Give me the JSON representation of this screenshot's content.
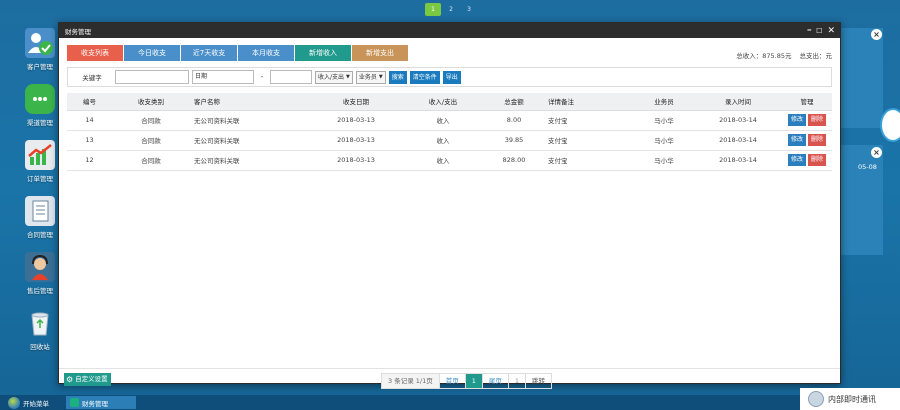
{
  "desktop_pager": [
    "1",
    "2",
    "3"
  ],
  "desktop_icons": [
    {
      "label": "客户管理"
    },
    {
      "label": "渠道管理"
    },
    {
      "label": "订单管理"
    },
    {
      "label": "合同管理"
    },
    {
      "label": "售后管理"
    },
    {
      "label": "回收站"
    }
  ],
  "bg_widget": {
    "date_text": "05-08"
  },
  "taskbar": {
    "start_label": "开始菜单",
    "task_label": "财务管理",
    "im_label": "内部即时通讯"
  },
  "window": {
    "title": "财务管理",
    "controls": {
      "minimize": "━",
      "maximize": "☐",
      "close": "✕"
    },
    "tabs": [
      {
        "label": "收支列表",
        "color": "#e8604c"
      },
      {
        "label": "今日收支",
        "color": "#4a8fc9"
      },
      {
        "label": "近7天收支",
        "color": "#4a8fc9"
      },
      {
        "label": "本月收支",
        "color": "#4a8fc9"
      },
      {
        "label": "新增收入",
        "color": "#1f9a8d"
      },
      {
        "label": "新增支出",
        "color": "#c9945a"
      }
    ],
    "totals": {
      "income": "总收入：875.85元",
      "expense": "总支出：元"
    },
    "filter": {
      "keyword_label": "关键字",
      "keyword_value": "",
      "date_label": "日期",
      "date_from": "",
      "date_sep": "-",
      "date_to": "",
      "type_select": "收入/支出",
      "staff_select": "业务员",
      "search_btn": "搜索",
      "clear_btn": "清空条件",
      "export_btn": "导出"
    },
    "table": {
      "headers": [
        "编号",
        "收支类别",
        "客户名称",
        "收支日期",
        "收入/支出",
        "总金额",
        "详情备注",
        "业务员",
        "录入时间",
        "管理"
      ],
      "rows": [
        {
          "id": "14",
          "category": "合同款",
          "customer": "无公司资料关联",
          "date": "2018-03-13",
          "type": "收入",
          "amount": "8.00",
          "note": "支付宝",
          "staff": "马小华",
          "entry": "2018-03-14"
        },
        {
          "id": "13",
          "category": "合同款",
          "customer": "无公司资料关联",
          "date": "2018-03-13",
          "type": "收入",
          "amount": "39.85",
          "note": "支付宝",
          "staff": "马小华",
          "entry": "2018-03-14"
        },
        {
          "id": "12",
          "category": "合同款",
          "customer": "无公司资料关联",
          "date": "2018-03-13",
          "type": "收入",
          "amount": "828.00",
          "note": "支付宝",
          "staff": "马小华",
          "entry": "2018-03-14"
        }
      ],
      "edit_label": "修改",
      "delete_label": "删除"
    },
    "footer": {
      "custom_btn": "自定义设置",
      "pager": {
        "info": "3 条记录 1/1页",
        "first": "首页",
        "current": "1",
        "last": "尾页",
        "goto_value": "1",
        "jump": "跳转"
      }
    }
  }
}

^^^^^^^^^^^^^^^^

*PROBLEM DETAILS*:
The records above need to be given again exactly. Omit the pictures.

*OUTPUT FOR THIS EXERCISE*:
Give me the JSON representation of this screenshot's content.
{
  "desktop_pager": [
    "1",
    "2",
    "3"
  ],
  "desktop_icons": [
    {
      "label": "客户管理"
    },
    {
      "label": "渠道管理"
    },
    {
      "label": "订单管理"
    },
    {
      "label": "合同管理"
    },
    {
      "label": "售后管理"
    },
    {
      "label": "回收站"
    }
  ],
  "bg_widget": {
    "date_text": "05-08"
  },
  "taskbar": {
    "start_label": "开始菜单",
    "task_label": "财务管理",
    "im_label": "内部即时通讯"
  },
  "window": {
    "title": "财务管理",
    "controls": {
      "minimize": "━",
      "maximize": "☐",
      "close": "✕"
    },
    "tabs": [
      {
        "label": "收支列表",
        "color": "#e8604c"
      },
      {
        "label": "今日收支",
        "color": "#4a8fc9"
      },
      {
        "label": "近7天收支",
        "color": "#4a8fc9"
      },
      {
        "label": "本月收支",
        "color": "#4a8fc9"
      },
      {
        "label": "新增收入",
        "color": "#1f9a8d"
      },
      {
        "label": "新增支出",
        "color": "#c9945a"
      }
    ],
    "totals": {
      "income": "总收入：875.85元",
      "expense": "总支出：元"
    },
    "filter": {
      "keyword_label": "关键字",
      "keyword_value": "",
      "date_label": "日期",
      "date_from": "",
      "date_sep": "-",
      "date_to": "",
      "type_select": "收入/支出",
      "staff_select": "业务员",
      "search_btn": "搜索",
      "clear_btn": "清空条件",
      "export_btn": "导出"
    },
    "table": {
      "headers": [
        "编号",
        "收支类别",
        "客户名称",
        "收支日期",
        "收入/支出",
        "总金额",
        "详情备注",
        "业务员",
        "录入时间",
        "管理"
      ],
      "rows": [
        {
          "id": "14",
          "category": "合同款",
          "customer": "无公司资料关联",
          "date": "2018-03-13",
          "type": "收入",
          "amount": "8.00",
          "note": "支付宝",
          "staff": "马小华",
          "entry": "2018-03-14"
        },
        {
          "id": "13",
          "category": "合同款",
          "customer": "无公司资料关联",
          "date": "2018-03-13",
          "type": "收入",
          "amount": "39.85",
          "note": "支付宝",
          "staff": "马小华",
          "entry": "2018-03-14"
        },
        {
          "id": "12",
          "category": "合同款",
          "customer": "无公司资料关联",
          "date": "2018-03-13",
          "type": "收入",
          "amount": "828.00",
          "note": "支付宝",
          "staff": "马小华",
          "entry": "2018-03-14"
        }
      ],
      "edit_label": "修改",
      "delete_label": "删除"
    },
    "footer": {
      "custom_btn": "自定义设置",
      "pager": {
        "info": "3 条记录 1/1页",
        "first": "首页",
        "current": "1",
        "last": "尾页",
        "goto_value": "1",
        "jump": "跳转"
      }
    }
  }
}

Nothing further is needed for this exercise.